What is being asked =
Pull out every line below that holds the word "天城山荘は".

# START OF Exercise material

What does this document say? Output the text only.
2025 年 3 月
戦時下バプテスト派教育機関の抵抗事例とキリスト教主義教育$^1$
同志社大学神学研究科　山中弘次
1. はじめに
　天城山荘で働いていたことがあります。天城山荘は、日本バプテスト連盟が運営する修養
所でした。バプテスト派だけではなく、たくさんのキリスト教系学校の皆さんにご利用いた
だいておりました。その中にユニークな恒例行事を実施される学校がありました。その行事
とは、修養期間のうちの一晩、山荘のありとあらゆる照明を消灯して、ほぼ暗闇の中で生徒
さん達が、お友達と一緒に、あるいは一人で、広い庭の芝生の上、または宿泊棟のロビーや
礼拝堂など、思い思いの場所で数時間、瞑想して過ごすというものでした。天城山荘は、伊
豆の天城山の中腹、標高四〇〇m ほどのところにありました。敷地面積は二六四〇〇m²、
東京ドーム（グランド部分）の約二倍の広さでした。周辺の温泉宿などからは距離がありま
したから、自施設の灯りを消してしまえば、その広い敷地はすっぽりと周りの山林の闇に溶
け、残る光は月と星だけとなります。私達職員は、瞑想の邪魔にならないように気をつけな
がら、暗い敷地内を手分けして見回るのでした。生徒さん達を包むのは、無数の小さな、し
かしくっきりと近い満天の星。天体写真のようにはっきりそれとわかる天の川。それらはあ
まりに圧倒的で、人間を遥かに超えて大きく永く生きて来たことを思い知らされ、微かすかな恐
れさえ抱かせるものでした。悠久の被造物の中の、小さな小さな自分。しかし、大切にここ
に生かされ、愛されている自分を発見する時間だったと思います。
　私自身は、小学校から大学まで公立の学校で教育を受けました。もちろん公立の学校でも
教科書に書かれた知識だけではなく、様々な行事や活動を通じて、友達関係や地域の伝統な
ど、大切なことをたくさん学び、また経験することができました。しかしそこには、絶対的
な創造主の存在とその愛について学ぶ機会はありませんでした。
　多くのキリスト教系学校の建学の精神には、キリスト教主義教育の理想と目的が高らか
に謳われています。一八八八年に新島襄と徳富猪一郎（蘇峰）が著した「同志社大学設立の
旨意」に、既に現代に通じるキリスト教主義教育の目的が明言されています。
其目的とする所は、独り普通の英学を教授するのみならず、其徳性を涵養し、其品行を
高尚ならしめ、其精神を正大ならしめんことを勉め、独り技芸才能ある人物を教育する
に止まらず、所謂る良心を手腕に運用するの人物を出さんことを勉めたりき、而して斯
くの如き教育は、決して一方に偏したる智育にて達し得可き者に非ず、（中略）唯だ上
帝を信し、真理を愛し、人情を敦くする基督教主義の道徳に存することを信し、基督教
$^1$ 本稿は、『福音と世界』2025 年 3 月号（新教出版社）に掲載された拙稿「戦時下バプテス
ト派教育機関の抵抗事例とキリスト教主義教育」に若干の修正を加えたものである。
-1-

# END OF Exercise material

Result =
　天城山荘で働いていたことがあります。天城山荘は、日本バプテスト連盟が運営する修養
礼拝堂など、思い思いの場所で数時間、瞑想して過ごすというものでした。天城山荘は、伊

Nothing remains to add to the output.